_WORK ORDER_
Could you repeat every line below exactly, skipping the images?

_Stored records_
· · · · · · ·

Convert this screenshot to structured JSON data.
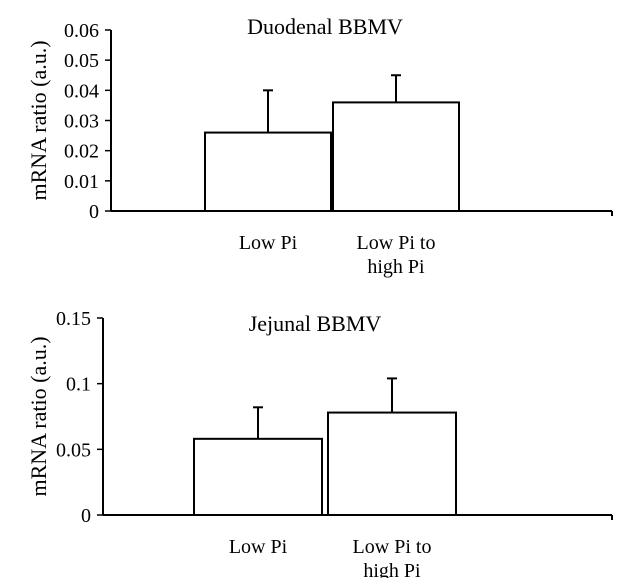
{
  "chart_data": [
    {
      "type": "bar",
      "title": "Duodenal BBMV",
      "ylabel": "mRNA ratio (a.u.)",
      "ylim": [
        0,
        0.06
      ],
      "yticks": [
        0,
        0.01,
        0.02,
        0.03,
        0.04,
        0.05,
        0.06
      ],
      "ytick_labels": [
        "0",
        "0.01",
        "0.02",
        "0.03",
        "0.04",
        "0.05",
        "0.06"
      ],
      "categories": [
        [
          "Low Pi"
        ],
        [
          "Low Pi to",
          "high Pi"
        ]
      ],
      "values": [
        0.026,
        0.036
      ],
      "errors": [
        0.014,
        0.009
      ],
      "grid": false
    },
    {
      "type": "bar",
      "title": "Jejunal BBMV",
      "ylabel": "mRNA ratio (a.u.)",
      "ylim": [
        0,
        0.15
      ],
      "yticks": [
        0,
        0.05,
        0.1,
        0.15
      ],
      "ytick_labels": [
        "0",
        "0.05",
        "0.1",
        "0.15"
      ],
      "categories": [
        [
          "Low Pi"
        ],
        [
          "Low Pi to",
          "high Pi"
        ]
      ],
      "values": [
        0.058,
        0.078
      ],
      "errors": [
        0.024,
        0.026
      ],
      "grid": false
    }
  ]
}
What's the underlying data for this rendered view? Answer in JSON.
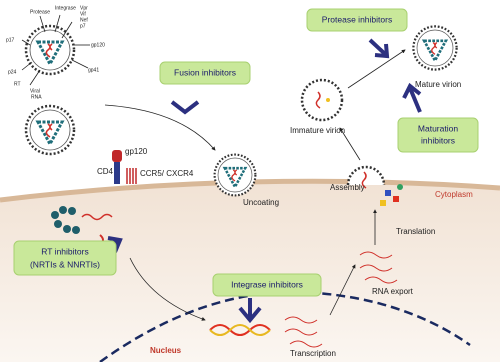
{
  "virion_labels": [
    "Protease",
    "Integrase",
    "Vpr",
    "Vif",
    "Nef",
    "p7",
    "gp120",
    "p17",
    "p24",
    "RT",
    "Viral",
    "RNA",
    "gp41"
  ],
  "inhibitors": {
    "fusion": "Fusion inhibitors",
    "protease": "Protease inhibitors",
    "maturation": [
      "Maturation",
      "inhibitors"
    ],
    "rt": [
      "RT inhibitors",
      "(NRTIs & NNRTIs)"
    ],
    "integrase": "Integrase inhibitors"
  },
  "labels": {
    "gp120": "gp120",
    "cd4": "CD4",
    "coreceptor": "CCR5/ CXCR4",
    "uncoating": "Uncoating",
    "immature": "Immature virion",
    "mature": "Mature virion",
    "assembly": "Assembly",
    "cytoplasm": "Cytoplasm",
    "translation": "Translation",
    "rna_export": "RNA export",
    "nucleus": "Nucleus",
    "transcription": "Transcription"
  }
}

· · · · · · ·

_RESULT FOR THIS EXERCISE_
Convert this screenshot to structured JSON data.
{
  "chart_data": [
    {
      "type": "bar",
      "title": "Duodenal BBMV",
      "ylabel": "mRNA ratio (a.u.)",
      "ylim": [
        0,
        0.06
      ],
      "yticks": [
        0,
        0.01,
        0.02,
        0.03,
        0.04,
        0.05,
        0.06
      ],
      "ytick_labels": [
        "0",
        "0.01",
        "0.02",
        "0.03",
        "0.04",
        "0.05",
        "0.06"
      ],
      "categories": [
        [
          "Low Pi"
        ],
        [
          "Low Pi to",
          "high Pi"
        ]
      ],
      "values": [
        0.026,
        0.036
      ],
      "errors": [
        0.014,
        0.009
      ],
      "grid": false
    },
    {
      "type": "bar",
      "title": "Jejunal BBMV",
      "ylabel": "mRNA ratio (a.u.)",
      "ylim": [
        0,
        0.15
      ],
      "yticks": [
        0,
        0.05,
        0.1,
        0.15
      ],
      "ytick_labels": [
        "0",
        "0.05",
        "0.1",
        "0.15"
      ],
      "categories": [
        [
          "Low Pi"
        ],
        [
          "Low Pi to",
          "high Pi"
        ]
      ],
      "values": [
        0.058,
        0.078
      ],
      "errors": [
        0.024,
        0.026
      ],
      "grid": false
    }
  ]
}
What's the underlying data for this rendered view? Answer in JSON.
{
  "virion_labels": [
    "Protease",
    "Integrase",
    "Vpr",
    "Vif",
    "Nef",
    "p7",
    "gp120",
    "p17",
    "p24",
    "RT",
    "Viral",
    "RNA",
    "gp41"
  ],
  "inhibitors": {
    "fusion": "Fusion inhibitors",
    "protease": "Protease inhibitors",
    "maturation": [
      "Maturation",
      "inhibitors"
    ],
    "rt": [
      "RT inhibitors",
      "(NRTIs & NNRTIs)"
    ],
    "integrase": "Integrase inhibitors"
  },
  "labels": {
    "gp120": "gp120",
    "cd4": "CD4",
    "coreceptor": "CCR5/ CXCR4",
    "uncoating": "Uncoating",
    "immature": "Immature virion",
    "mature": "Mature virion",
    "assembly": "Assembly",
    "cytoplasm": "Cytoplasm",
    "translation": "Translation",
    "rna_export": "RNA export",
    "nucleus": "Nucleus",
    "transcription": "Transcription"
  }
}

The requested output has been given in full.